Task to complete: Render the following material again verbatim, leaving nothing out.

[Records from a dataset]
□ □ □

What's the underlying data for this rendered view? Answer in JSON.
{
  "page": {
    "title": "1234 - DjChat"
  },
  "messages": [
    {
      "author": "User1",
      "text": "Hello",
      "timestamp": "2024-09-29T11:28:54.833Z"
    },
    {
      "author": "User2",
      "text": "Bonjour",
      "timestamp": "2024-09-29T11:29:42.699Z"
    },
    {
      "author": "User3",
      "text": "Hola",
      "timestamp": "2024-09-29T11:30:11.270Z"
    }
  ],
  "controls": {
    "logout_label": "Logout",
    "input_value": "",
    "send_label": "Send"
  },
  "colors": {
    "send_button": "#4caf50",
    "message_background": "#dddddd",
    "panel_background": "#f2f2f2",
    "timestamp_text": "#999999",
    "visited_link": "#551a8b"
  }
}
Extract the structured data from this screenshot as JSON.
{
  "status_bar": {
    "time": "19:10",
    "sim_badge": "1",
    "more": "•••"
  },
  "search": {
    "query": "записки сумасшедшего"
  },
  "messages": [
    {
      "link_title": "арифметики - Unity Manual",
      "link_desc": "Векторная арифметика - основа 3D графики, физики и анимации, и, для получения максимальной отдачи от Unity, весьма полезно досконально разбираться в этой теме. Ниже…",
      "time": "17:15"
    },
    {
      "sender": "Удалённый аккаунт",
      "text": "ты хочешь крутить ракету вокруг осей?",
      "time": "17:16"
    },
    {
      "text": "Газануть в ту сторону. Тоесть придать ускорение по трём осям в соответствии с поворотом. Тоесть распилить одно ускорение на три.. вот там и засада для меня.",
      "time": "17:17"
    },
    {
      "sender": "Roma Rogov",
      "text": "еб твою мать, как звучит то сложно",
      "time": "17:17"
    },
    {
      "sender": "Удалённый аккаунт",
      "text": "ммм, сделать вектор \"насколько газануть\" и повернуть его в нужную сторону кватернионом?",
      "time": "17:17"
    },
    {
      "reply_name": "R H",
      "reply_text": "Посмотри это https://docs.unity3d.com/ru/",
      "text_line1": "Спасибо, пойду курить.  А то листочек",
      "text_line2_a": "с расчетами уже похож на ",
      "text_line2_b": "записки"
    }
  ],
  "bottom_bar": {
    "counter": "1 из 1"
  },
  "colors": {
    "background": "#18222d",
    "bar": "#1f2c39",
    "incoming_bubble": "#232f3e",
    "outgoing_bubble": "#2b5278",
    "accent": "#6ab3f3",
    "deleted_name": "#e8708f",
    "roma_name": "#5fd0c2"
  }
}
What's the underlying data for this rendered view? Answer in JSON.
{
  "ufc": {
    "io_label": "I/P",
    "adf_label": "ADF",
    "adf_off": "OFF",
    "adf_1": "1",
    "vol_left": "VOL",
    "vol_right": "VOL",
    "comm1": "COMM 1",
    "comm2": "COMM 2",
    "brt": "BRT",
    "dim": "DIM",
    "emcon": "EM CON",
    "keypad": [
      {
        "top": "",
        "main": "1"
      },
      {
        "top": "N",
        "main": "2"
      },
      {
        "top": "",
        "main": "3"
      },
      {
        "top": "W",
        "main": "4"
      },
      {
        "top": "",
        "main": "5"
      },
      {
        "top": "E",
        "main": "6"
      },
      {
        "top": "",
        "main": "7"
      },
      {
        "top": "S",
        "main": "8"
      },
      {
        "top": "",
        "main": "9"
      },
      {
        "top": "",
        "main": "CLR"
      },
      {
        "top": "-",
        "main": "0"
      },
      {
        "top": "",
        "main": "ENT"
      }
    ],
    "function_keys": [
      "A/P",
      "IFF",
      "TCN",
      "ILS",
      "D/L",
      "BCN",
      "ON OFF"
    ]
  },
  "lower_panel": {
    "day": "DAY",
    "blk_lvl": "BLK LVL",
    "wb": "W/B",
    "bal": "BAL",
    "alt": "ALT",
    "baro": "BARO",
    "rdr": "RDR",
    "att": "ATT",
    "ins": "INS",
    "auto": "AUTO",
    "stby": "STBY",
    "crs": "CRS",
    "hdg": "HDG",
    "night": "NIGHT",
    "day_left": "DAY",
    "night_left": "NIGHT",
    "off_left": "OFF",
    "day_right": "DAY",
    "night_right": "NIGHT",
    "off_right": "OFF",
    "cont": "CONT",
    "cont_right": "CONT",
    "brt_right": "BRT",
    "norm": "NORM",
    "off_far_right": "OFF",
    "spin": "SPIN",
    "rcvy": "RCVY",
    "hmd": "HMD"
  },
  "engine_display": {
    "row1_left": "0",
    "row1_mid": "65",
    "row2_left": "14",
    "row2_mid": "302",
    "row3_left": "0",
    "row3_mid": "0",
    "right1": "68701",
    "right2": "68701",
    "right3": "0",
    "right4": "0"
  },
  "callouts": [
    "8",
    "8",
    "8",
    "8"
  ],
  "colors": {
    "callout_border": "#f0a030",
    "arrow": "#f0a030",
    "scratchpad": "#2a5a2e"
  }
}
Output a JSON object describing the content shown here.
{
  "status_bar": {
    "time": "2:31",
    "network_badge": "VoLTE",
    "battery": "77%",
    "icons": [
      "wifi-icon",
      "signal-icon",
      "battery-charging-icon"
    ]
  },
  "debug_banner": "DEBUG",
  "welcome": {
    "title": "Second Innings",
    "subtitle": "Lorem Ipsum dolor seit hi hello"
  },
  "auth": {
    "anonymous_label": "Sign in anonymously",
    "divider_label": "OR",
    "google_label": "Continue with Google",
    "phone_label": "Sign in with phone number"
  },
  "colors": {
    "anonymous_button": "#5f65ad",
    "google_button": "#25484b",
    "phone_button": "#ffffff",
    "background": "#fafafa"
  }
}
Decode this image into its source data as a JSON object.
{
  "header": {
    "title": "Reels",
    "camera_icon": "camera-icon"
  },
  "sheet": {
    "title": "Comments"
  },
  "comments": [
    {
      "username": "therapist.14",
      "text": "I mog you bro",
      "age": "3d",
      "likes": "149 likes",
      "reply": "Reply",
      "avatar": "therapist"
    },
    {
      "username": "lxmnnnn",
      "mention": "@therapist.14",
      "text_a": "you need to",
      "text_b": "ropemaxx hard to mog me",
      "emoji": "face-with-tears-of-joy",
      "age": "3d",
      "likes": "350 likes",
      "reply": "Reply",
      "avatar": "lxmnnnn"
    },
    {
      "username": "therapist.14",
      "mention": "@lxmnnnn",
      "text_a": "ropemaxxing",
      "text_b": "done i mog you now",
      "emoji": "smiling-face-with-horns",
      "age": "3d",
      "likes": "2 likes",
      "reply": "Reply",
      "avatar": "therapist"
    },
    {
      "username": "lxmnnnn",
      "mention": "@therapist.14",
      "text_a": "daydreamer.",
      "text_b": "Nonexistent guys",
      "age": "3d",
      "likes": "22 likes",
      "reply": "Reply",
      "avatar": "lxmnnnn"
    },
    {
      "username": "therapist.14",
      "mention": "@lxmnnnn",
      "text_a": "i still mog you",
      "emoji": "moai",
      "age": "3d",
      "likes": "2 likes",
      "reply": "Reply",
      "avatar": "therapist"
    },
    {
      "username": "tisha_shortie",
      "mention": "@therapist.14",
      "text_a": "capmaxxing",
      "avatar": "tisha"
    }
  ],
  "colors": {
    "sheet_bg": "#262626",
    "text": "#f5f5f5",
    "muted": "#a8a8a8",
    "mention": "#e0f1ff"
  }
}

□ □ □

The reply:
What's the underlying data for this rendered view? Answer in JSON.
{
  "page": {
    "title": "1234 - DjChat"
  },
  "messages": [
    {
      "author": "User1",
      "text": "Hello",
      "timestamp": "2024-09-29T11:28:54.833Z"
    },
    {
      "author": "User2",
      "text": "Bonjour",
      "timestamp": "2024-09-29T11:29:42.699Z"
    },
    {
      "author": "User3",
      "text": "Hola",
      "timestamp": "2024-09-29T11:30:11.270Z"
    }
  ],
  "controls": {
    "logout_label": "Logout",
    "input_value": "",
    "send_label": "Send"
  },
  "colors": {
    "send_button": "#4caf50",
    "message_background": "#dddddd",
    "panel_background": "#f2f2f2",
    "timestamp_text": "#999999",
    "visited_link": "#551a8b"
  }
}
Extract the structured data from this screenshot as JSON.
{
  "status_bar": {
    "time": "19:10",
    "sim_badge": "1",
    "more": "•••"
  },
  "search": {
    "query": "записки сумасшедшего"
  },
  "messages": [
    {
      "link_title": "арифметики - Unity Manual",
      "link_desc": "Векторная арифметика - основа 3D графики, физики и анимации, и, для получения максимальной отдачи от Unity, весьма полезно досконально разбираться в этой теме. Ниже…",
      "time": "17:15"
    },
    {
      "sender": "Удалённый аккаунт",
      "text": "ты хочешь крутить ракету вокруг осей?",
      "time": "17:16"
    },
    {
      "text": "Газануть в ту сторону. Тоесть придать ускорение по трём осям в соответствии с поворотом. Тоесть распилить одно ускорение на три.. вот там и засада для меня.",
      "time": "17:17"
    },
    {
      "sender": "Roma Rogov",
      "text": "еб твою мать, как звучит то сложно",
      "time": "17:17"
    },
    {
      "sender": "Удалённый аккаунт",
      "text": "ммм, сделать вектор \"насколько газануть\" и повернуть его в нужную сторону кватернионом?",
      "time": "17:17"
    },
    {
      "reply_name": "R H",
      "reply_text": "Посмотри это https://docs.unity3d.com/ru/",
      "text_line1": "Спасибо, пойду курить.  А то листочек",
      "text_line2_a": "с расчетами уже похож на ",
      "text_line2_b": "записки"
    }
  ],
  "bottom_bar": {
    "counter": "1 из 1"
  },
  "colors": {
    "background": "#18222d",
    "bar": "#1f2c39",
    "incoming_bubble": "#232f3e",
    "outgoing_bubble": "#2b5278",
    "accent": "#6ab3f3",
    "deleted_name": "#e8708f",
    "roma_name": "#5fd0c2"
  }
}
What's the underlying data for this rendered view? Answer in JSON.
{
  "ufc": {
    "io_label": "I/P",
    "adf_label": "ADF",
    "adf_off": "OFF",
    "adf_1": "1",
    "vol_left": "VOL",
    "vol_right": "VOL",
    "comm1": "COMM 1",
    "comm2": "COMM 2",
    "brt": "BRT",
    "dim": "DIM",
    "emcon": "EM CON",
    "keypad": [
      {
        "top": "",
        "main": "1"
      },
      {
        "top": "N",
        "main": "2"
      },
      {
        "top": "",
        "main": "3"
      },
      {
        "top": "W",
        "main": "4"
      },
      {
        "top": "",
        "main": "5"
      },
      {
        "top": "E",
        "main": "6"
      },
      {
        "top": "",
        "main": "7"
      },
      {
        "top": "S",
        "main": "8"
      },
      {
        "top": "",
        "main": "9"
      },
      {
        "top": "",
        "main": "CLR"
      },
      {
        "top": "-",
        "main": "0"
      },
      {
        "top": "",
        "main": "ENT"
      }
    ],
    "function_keys": [
      "A/P",
      "IFF",
      "TCN",
      "ILS",
      "D/L",
      "BCN",
      "ON OFF"
    ]
  },
  "lower_panel": {
    "day": "DAY",
    "blk_lvl": "BLK LVL",
    "wb": "W/B",
    "bal": "BAL",
    "alt": "ALT",
    "baro": "BARO",
    "rdr": "RDR",
    "att": "ATT",
    "ins": "INS",
    "auto": "AUTO",
    "stby": "STBY",
    "crs": "CRS",
    "hdg": "HDG",
    "night": "NIGHT",
    "day_left": "DAY",
    "night_left": "NIGHT",
    "off_left": "OFF",
    "day_right": "DAY",
    "night_right": "NIGHT",
    "off_right": "OFF",
    "cont": "CONT",
    "cont_right": "CONT",
    "brt_right": "BRT",
    "norm": "NORM",
    "off_far_right": "OFF",
    "spin": "SPIN",
    "rcvy": "RCVY",
    "hmd": "HMD"
  },
  "engine_display": {
    "row1_left": "0",
    "row1_mid": "65",
    "row2_left": "14",
    "row2_mid": "302",
    "row3_left": "0",
    "row3_mid": "0",
    "right1": "68701",
    "right2": "68701",
    "right3": "0",
    "right4": "0"
  },
  "callouts": [
    "8",
    "8",
    "8",
    "8"
  ],
  "colors": {
    "callout_border": "#f0a030",
    "arrow": "#f0a030",
    "scratchpad": "#2a5a2e"
  }
}
Output a JSON object describing the content shown here.
{
  "status_bar": {
    "time": "2:31",
    "network_badge": "VoLTE",
    "battery": "77%",
    "icons": [
      "wifi-icon",
      "signal-icon",
      "battery-charging-icon"
    ]
  },
  "debug_banner": "DEBUG",
  "welcome": {
    "title": "Second Innings",
    "subtitle": "Lorem Ipsum dolor seit hi hello"
  },
  "auth": {
    "anonymous_label": "Sign in anonymously",
    "divider_label": "OR",
    "google_label": "Continue with Google",
    "phone_label": "Sign in with phone number"
  },
  "colors": {
    "anonymous_button": "#5f65ad",
    "google_button": "#25484b",
    "phone_button": "#ffffff",
    "background": "#fafafa"
  }
}
Decode this image into its source data as a JSON object.
{
  "header": {
    "title": "Reels",
    "camera_icon": "camera-icon"
  },
  "sheet": {
    "title": "Comments"
  },
  "comments": [
    {
      "username": "therapist.14",
      "text": "I mog you bro",
      "age": "3d",
      "likes": "149 likes",
      "reply": "Reply",
      "avatar": "therapist"
    },
    {
      "username": "lxmnnnn",
      "mention": "@therapist.14",
      "text_a": "you need to",
      "text_b": "ropemaxx hard to mog me",
      "emoji": "face-with-tears-of-joy",
      "age": "3d",
      "likes": "350 likes",
      "reply": "Reply",
      "avatar": "lxmnnnn"
    },
    {
      "username": "therapist.14",
      "mention": "@lxmnnnn",
      "text_a": "ropemaxxing",
      "text_b": "done i mog you now",
      "emoji": "smiling-face-with-horns",
      "age": "3d",
      "likes": "2 likes",
      "reply": "Reply",
      "avatar": "therapist"
    },
    {
      "username": "lxmnnnn",
      "mention": "@therapist.14",
      "text_a": "daydreamer.",
      "text_b": "Nonexistent guys",
      "age": "3d",
      "likes": "22 likes",
      "reply": "Reply",
      "avatar": "lxmnnnn"
    },
    {
      "username": "therapist.14",
      "mention": "@lxmnnnn",
      "text_a": "i still mog you",
      "emoji": "moai",
      "age": "3d",
      "likes": "2 likes",
      "reply": "Reply",
      "avatar": "therapist"
    },
    {
      "username": "tisha_shortie",
      "mention": "@therapist.14",
      "text_a": "capmaxxing",
      "avatar": "tisha"
    }
  ],
  "colors": {
    "sheet_bg": "#262626",
    "text": "#f5f5f5",
    "muted": "#a8a8a8",
    "mention": "#e0f1ff"
  }
}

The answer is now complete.